▶ The task
Take the data below and repeat it exactly.

Extracted data entries:
▼▼▼

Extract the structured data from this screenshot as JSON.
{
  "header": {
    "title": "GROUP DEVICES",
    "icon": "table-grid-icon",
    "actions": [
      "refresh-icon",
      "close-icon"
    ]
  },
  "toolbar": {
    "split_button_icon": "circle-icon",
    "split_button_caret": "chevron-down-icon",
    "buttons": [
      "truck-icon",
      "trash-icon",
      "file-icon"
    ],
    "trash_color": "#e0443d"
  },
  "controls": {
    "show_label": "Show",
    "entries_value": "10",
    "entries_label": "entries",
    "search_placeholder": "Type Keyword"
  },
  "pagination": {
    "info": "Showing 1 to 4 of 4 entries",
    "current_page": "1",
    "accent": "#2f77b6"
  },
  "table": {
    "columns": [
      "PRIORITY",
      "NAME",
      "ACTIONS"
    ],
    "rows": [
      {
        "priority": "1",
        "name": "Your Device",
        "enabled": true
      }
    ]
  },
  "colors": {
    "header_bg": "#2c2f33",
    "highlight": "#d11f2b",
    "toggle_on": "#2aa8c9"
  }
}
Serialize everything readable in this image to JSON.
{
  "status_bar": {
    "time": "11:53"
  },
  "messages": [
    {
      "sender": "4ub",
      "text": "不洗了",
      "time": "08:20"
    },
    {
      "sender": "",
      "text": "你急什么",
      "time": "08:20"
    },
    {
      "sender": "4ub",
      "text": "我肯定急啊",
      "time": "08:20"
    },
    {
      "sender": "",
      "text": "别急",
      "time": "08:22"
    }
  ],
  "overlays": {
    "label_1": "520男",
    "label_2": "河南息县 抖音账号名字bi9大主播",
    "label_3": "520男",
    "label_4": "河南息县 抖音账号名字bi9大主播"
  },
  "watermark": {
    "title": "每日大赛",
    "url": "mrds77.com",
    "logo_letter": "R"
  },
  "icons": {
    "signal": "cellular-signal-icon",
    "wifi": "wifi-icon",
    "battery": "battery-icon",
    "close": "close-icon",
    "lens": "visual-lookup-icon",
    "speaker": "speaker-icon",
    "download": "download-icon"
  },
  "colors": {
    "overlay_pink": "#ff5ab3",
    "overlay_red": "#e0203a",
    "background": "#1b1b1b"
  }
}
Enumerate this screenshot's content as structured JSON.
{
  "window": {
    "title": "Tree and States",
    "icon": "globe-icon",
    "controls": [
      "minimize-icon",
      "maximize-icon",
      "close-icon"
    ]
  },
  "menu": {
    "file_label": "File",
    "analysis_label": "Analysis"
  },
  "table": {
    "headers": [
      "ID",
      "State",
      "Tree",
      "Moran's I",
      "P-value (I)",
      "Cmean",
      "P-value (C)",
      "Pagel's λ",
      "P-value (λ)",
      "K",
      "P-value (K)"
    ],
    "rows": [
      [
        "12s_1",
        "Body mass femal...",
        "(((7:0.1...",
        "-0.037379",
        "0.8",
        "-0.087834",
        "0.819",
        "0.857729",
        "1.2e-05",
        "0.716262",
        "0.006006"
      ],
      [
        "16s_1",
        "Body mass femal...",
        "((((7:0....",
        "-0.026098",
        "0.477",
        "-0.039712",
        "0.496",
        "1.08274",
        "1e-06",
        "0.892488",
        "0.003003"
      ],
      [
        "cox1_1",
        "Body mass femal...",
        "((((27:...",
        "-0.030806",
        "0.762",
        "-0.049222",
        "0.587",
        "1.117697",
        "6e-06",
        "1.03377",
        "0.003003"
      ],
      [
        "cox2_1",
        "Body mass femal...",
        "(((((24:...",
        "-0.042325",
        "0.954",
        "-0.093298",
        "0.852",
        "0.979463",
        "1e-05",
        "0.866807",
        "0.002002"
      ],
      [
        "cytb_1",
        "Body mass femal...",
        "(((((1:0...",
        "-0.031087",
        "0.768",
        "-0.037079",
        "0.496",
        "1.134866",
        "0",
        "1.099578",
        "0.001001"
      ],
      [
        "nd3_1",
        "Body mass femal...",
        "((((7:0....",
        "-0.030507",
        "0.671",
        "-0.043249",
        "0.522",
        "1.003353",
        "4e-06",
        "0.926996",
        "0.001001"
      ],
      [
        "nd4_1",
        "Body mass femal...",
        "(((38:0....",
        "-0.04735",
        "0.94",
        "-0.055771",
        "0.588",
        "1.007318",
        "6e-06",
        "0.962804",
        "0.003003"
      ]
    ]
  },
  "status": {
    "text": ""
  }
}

▲▲▲

▶ Task output
Extract the structured data from this screenshot as JSON.
{
  "header": {
    "title": "GROUP DEVICES",
    "icon": "table-grid-icon",
    "actions": [
      "refresh-icon",
      "close-icon"
    ]
  },
  "toolbar": {
    "split_button_icon": "circle-icon",
    "split_button_caret": "chevron-down-icon",
    "buttons": [
      "truck-icon",
      "trash-icon",
      "file-icon"
    ],
    "trash_color": "#e0443d"
  },
  "controls": {
    "show_label": "Show",
    "entries_value": "10",
    "entries_label": "entries",
    "search_placeholder": "Type Keyword"
  },
  "pagination": {
    "info": "Showing 1 to 4 of 4 entries",
    "current_page": "1",
    "accent": "#2f77b6"
  },
  "table": {
    "columns": [
      "PRIORITY",
      "NAME",
      "ACTIONS"
    ],
    "rows": [
      {
        "priority": "1",
        "name": "Your Device",
        "enabled": true
      }
    ]
  },
  "colors": {
    "header_bg": "#2c2f33",
    "highlight": "#d11f2b",
    "toggle_on": "#2aa8c9"
  }
}
Serialize everything readable in this image to JSON.
{
  "status_bar": {
    "time": "11:53"
  },
  "messages": [
    {
      "sender": "4ub",
      "text": "不洗了",
      "time": "08:20"
    },
    {
      "sender": "",
      "text": "你急什么",
      "time": "08:20"
    },
    {
      "sender": "4ub",
      "text": "我肯定急啊",
      "time": "08:20"
    },
    {
      "sender": "",
      "text": "别急",
      "time": "08:22"
    }
  ],
  "overlays": {
    "label_1": "520男",
    "label_2": "河南息县 抖音账号名字bi9大主播",
    "label_3": "520男",
    "label_4": "河南息县 抖音账号名字bi9大主播"
  },
  "watermark": {
    "title": "每日大赛",
    "url": "mrds77.com",
    "logo_letter": "R"
  },
  "icons": {
    "signal": "cellular-signal-icon",
    "wifi": "wifi-icon",
    "battery": "battery-icon",
    "close": "close-icon",
    "lens": "visual-lookup-icon",
    "speaker": "speaker-icon",
    "download": "download-icon"
  },
  "colors": {
    "overlay_pink": "#ff5ab3",
    "overlay_red": "#e0203a",
    "background": "#1b1b1b"
  }
}
Enumerate this screenshot's content as structured JSON.
{
  "window": {
    "title": "Tree and States",
    "icon": "globe-icon",
    "controls": [
      "minimize-icon",
      "maximize-icon",
      "close-icon"
    ]
  },
  "menu": {
    "file_label": "File",
    "analysis_label": "Analysis"
  },
  "table": {
    "headers": [
      "ID",
      "State",
      "Tree",
      "Moran's I",
      "P-value (I)",
      "Cmean",
      "P-value (C)",
      "Pagel's λ",
      "P-value (λ)",
      "K",
      "P-value (K)"
    ],
    "rows": [
      [
        "12s_1",
        "Body mass femal...",
        "(((7:0.1...",
        "-0.037379",
        "0.8",
        "-0.087834",
        "0.819",
        "0.857729",
        "1.2e-05",
        "0.716262",
        "0.006006"
      ],
      [
        "16s_1",
        "Body mass femal...",
        "((((7:0....",
        "-0.026098",
        "0.477",
        "-0.039712",
        "0.496",
        "1.08274",
        "1e-06",
        "0.892488",
        "0.003003"
      ],
      [
        "cox1_1",
        "Body mass femal...",
        "((((27:...",
        "-0.030806",
        "0.762",
        "-0.049222",
        "0.587",
        "1.117697",
        "6e-06",
        "1.03377",
        "0.003003"
      ],
      [
        "cox2_1",
        "Body mass femal...",
        "(((((24:...",
        "-0.042325",
        "0.954",
        "-0.093298",
        "0.852",
        "0.979463",
        "1e-05",
        "0.866807",
        "0.002002"
      ],
      [
        "cytb_1",
        "Body mass femal...",
        "(((((1:0...",
        "-0.031087",
        "0.768",
        "-0.037079",
        "0.496",
        "1.134866",
        "0",
        "1.099578",
        "0.001001"
      ],
      [
        "nd3_1",
        "Body mass femal...",
        "((((7:0....",
        "-0.030507",
        "0.671",
        "-0.043249",
        "0.522",
        "1.003353",
        "4e-06",
        "0.926996",
        "0.001001"
      ],
      [
        "nd4_1",
        "Body mass femal...",
        "(((38:0....",
        "-0.04735",
        "0.94",
        "-0.055771",
        "0.588",
        "1.007318",
        "6e-06",
        "0.962804",
        "0.003003"
      ]
    ]
  },
  "status": {
    "text": ""
  }
}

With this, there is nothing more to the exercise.